Guess it's time to update.
I hit a stall a couple weeks ago and finally broke it today when I dropped to 271. Aahhhh....feels good. I expect the stalls because they are a normal part of the journey but it doesn't make them any less frustrating. Oh well, I'm thankful for this surgery and quickly get over the frustration.
Pouchy is still trying to heal from the ulcer. I'm still having pain so the gastro increased my PPI and had me do a H. Pylori blood test yesterday. Haven't gotten the results yet and am anxious to get them back.
I've lost more inches because I can now fit into a size 24! That's huge. I started out in a 30/32 so getting to a 24 in 4 months just amazes me. Thank goodness for Goodwill!
I have been crocheting and working on Christmas shopping. It's one of my favorite times of year, but I have been stressing over all the "goodie opportunities" that are starting to crop up. Halloween came and went with no temptation to eat candy so that's a plus. But I'm now fighting off a little sadness/anxiety over not being able to partake in the usual holiday food explosion. The crocheting and shopping help a little. I'm currently trying to figure out a WLS friendly Thanksgiving menu that the whole family will eat.
We are sending youngest (20 yr old) son back to the Midwest on 12/7 so he can spend Christmas with the grandparents. He will be there until February. I already miss him! This will be my first Christmas without him and I'm not feeling too happy about that. But what makes up for it is that my parents WILL have him....they are usually alone on Christmas so there is no way I can complain.

**DATASET ENTRIES**

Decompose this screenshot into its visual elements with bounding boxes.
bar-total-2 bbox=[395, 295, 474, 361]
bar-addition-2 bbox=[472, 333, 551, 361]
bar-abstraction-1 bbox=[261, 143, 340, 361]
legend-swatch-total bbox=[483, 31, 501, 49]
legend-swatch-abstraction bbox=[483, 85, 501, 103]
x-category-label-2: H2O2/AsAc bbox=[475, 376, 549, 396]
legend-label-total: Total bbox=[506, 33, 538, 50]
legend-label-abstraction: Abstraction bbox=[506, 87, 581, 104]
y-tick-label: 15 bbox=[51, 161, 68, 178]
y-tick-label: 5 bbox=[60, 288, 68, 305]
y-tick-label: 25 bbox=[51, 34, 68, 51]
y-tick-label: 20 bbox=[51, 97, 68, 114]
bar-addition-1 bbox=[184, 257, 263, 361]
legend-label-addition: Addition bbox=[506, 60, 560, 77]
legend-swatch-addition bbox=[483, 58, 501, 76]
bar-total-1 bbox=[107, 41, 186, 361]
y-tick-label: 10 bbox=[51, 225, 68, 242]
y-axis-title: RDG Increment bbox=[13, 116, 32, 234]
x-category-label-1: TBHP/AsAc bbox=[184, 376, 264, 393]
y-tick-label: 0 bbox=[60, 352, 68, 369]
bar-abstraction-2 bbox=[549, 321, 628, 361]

**TO DO**
Print the passage of the weight-loss surgery update above that falls between "Pouchy is still" and "get them back.", inclusive.

**RESPONSE TO THIS EXERCISE**
Pouchy is still trying to heal from the ulcer. I'm still having pain so the gastro increased my PPI and had me do a H. Pylori blood test yesterday. Haven't gotten the results yet and am anxious to get them back.